**** WORKING DATA

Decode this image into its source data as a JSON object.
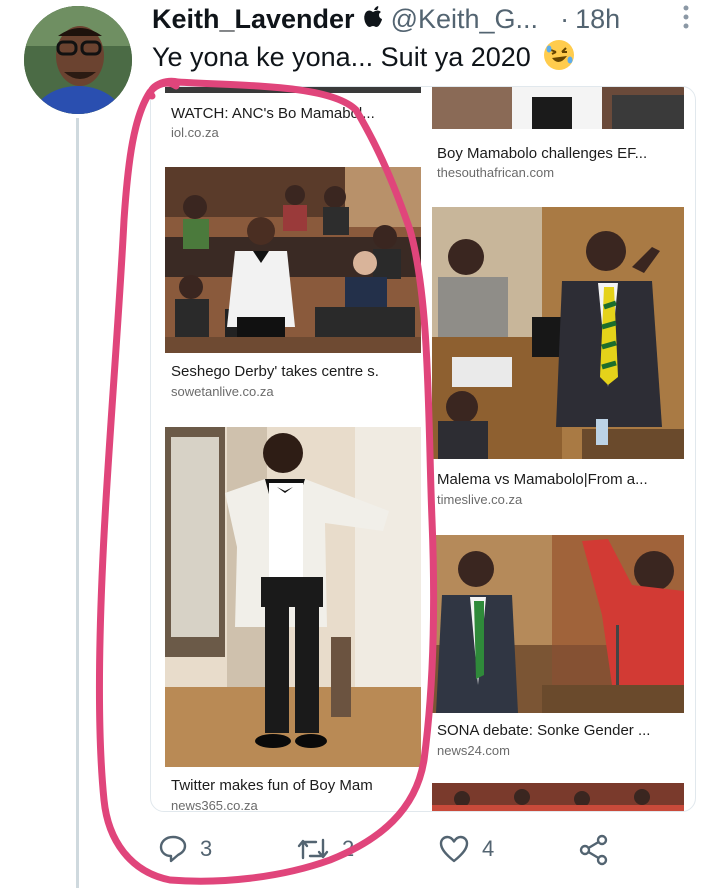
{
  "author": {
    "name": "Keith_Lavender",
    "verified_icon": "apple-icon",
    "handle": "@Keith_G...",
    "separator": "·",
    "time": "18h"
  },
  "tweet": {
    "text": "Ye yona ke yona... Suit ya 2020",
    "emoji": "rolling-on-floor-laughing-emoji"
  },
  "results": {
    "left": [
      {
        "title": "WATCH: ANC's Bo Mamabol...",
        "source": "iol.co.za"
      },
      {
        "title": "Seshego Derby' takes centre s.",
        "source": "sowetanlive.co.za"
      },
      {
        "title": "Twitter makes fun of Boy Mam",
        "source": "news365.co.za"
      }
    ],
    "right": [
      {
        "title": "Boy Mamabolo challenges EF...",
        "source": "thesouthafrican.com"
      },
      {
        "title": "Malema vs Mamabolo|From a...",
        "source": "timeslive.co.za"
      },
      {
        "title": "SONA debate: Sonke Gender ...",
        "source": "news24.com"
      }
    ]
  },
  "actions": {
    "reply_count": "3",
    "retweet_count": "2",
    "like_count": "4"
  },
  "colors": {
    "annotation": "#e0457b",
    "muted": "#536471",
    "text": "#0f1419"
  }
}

********

AIM: Look through the material above and pick out each line holding the word "title".

EXPECTED ANSWER:
        "title": "WATCH: ANC's Bo Mamabol...",
        "title": "Seshego Derby' takes centre s.",
        "title": "Twitter makes fun of Boy Mam",
        "title": "Boy Mamabolo challenges EF...",
        "title": "Malema vs Mamabolo|From a...",
        "title": "SONA debate: Sonke Gender ...",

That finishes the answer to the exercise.